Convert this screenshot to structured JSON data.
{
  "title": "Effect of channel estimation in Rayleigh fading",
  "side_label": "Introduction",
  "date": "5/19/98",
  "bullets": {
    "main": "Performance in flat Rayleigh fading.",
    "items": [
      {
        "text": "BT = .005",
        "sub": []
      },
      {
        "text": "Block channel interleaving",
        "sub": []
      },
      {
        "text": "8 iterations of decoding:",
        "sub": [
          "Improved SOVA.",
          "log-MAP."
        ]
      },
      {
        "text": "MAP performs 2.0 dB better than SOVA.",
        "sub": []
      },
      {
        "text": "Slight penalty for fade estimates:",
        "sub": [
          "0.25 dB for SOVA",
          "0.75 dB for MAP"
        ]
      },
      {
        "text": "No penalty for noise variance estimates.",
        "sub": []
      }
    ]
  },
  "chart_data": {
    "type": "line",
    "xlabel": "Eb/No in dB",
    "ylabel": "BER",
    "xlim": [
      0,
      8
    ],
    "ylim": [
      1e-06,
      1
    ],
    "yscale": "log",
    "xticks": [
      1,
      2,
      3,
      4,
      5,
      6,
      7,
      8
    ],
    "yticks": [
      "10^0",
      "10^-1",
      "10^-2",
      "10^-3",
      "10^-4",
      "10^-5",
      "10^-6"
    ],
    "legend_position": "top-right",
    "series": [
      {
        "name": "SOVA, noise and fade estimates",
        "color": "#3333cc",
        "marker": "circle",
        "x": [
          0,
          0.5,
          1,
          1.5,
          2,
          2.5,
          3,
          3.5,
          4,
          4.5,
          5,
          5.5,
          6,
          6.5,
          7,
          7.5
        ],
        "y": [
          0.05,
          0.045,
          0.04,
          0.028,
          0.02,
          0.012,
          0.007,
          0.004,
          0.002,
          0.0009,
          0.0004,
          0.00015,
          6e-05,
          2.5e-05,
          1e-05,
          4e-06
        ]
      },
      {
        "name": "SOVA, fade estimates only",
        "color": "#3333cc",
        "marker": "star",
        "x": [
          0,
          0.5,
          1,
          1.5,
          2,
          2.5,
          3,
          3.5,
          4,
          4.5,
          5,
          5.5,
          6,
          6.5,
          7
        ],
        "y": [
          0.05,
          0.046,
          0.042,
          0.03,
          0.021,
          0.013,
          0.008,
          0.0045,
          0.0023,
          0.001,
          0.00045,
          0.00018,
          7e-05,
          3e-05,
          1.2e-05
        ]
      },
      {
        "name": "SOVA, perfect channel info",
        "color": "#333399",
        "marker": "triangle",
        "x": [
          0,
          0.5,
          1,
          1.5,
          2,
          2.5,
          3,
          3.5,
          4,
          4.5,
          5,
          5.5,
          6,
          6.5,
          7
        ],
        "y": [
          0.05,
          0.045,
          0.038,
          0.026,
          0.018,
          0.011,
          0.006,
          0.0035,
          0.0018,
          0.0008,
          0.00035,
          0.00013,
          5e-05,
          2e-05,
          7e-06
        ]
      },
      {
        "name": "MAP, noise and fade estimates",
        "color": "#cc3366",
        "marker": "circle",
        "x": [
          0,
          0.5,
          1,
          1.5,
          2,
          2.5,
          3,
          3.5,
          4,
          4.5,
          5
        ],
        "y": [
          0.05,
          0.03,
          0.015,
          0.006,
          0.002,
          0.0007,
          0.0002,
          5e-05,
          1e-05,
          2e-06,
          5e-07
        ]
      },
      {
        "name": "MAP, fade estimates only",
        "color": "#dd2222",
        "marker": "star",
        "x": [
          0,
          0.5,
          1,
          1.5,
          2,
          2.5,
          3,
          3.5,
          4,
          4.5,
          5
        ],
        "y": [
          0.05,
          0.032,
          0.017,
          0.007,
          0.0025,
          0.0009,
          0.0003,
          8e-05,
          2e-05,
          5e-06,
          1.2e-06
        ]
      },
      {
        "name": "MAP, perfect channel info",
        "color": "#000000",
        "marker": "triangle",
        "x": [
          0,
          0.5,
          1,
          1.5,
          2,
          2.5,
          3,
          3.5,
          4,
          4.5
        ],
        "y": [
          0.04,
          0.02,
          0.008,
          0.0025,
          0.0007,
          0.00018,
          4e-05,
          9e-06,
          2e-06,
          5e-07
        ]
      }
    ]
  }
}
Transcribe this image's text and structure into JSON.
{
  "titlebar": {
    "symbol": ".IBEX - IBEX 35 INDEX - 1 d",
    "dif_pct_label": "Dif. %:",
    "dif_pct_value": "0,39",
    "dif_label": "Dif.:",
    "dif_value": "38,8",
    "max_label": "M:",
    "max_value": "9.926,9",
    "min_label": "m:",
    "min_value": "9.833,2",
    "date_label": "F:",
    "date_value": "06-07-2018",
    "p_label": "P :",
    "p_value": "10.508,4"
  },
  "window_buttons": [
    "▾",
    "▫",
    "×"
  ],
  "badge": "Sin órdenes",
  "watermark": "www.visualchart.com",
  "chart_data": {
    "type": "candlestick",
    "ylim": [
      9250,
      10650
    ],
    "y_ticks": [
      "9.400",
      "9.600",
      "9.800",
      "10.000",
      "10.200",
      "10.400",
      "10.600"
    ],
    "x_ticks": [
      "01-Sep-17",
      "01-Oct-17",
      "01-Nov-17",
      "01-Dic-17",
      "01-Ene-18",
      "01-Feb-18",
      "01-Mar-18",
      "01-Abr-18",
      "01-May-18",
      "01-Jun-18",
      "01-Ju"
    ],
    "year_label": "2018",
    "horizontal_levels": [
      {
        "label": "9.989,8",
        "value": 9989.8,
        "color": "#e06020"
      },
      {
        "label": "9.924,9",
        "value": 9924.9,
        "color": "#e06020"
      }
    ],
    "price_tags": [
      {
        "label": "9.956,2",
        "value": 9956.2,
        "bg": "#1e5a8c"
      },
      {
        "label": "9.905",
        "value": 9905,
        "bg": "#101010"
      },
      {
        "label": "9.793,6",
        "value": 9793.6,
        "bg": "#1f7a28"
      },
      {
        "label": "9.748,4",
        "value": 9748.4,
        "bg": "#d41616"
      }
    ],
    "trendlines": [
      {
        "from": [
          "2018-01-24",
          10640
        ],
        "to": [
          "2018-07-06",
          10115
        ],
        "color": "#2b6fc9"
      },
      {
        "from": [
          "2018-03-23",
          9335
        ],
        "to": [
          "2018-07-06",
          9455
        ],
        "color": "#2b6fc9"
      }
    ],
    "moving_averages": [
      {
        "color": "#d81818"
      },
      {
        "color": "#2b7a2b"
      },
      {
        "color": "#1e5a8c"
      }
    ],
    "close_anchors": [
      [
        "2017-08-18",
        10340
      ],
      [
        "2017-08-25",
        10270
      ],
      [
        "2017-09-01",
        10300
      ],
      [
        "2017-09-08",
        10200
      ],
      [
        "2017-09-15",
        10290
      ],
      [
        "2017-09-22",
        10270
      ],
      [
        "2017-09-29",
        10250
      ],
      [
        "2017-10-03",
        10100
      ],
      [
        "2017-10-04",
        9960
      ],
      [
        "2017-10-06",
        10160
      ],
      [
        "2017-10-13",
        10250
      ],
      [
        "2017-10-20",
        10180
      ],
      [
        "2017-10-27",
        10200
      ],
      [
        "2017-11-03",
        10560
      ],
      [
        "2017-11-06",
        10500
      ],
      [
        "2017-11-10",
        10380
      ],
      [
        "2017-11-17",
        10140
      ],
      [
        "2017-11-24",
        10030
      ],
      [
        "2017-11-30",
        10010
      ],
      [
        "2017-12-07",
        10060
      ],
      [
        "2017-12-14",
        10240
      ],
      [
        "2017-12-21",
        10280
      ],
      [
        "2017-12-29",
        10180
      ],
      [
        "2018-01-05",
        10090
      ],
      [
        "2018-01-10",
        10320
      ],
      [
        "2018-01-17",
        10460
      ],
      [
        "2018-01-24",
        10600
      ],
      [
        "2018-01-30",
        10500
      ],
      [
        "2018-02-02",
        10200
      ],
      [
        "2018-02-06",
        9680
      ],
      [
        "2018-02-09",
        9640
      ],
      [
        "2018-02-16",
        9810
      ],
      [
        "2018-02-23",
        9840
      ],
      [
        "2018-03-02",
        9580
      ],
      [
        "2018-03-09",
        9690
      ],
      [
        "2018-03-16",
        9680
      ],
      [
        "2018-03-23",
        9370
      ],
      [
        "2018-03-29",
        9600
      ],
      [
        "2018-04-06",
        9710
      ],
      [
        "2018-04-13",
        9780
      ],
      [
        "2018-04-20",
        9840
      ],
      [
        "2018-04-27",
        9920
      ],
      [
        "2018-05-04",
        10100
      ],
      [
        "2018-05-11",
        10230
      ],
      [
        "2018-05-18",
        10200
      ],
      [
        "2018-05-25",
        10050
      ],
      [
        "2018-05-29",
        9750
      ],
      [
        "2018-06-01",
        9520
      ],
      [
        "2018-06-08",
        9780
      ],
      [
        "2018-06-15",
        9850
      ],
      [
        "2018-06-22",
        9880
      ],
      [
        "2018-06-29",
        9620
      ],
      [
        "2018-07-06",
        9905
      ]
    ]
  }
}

********

◆ INSTRUCTIONS TO FOLLOW ◆
Copy out every line of the listing that contains the string "text".

◆ RIGHT ANSWER ◆
        "text": "BT = .005",
        "text": "Block channel interleaving",
        "text": "8 iterations of decoding:",
        "text": "MAP performs 2.0 dB better than SOVA.",
        "text": "Slight penalty for fade estimates:",
        "text": "No penalty for noise variance estimates.",
Transcribe this image's text and structure into JSON.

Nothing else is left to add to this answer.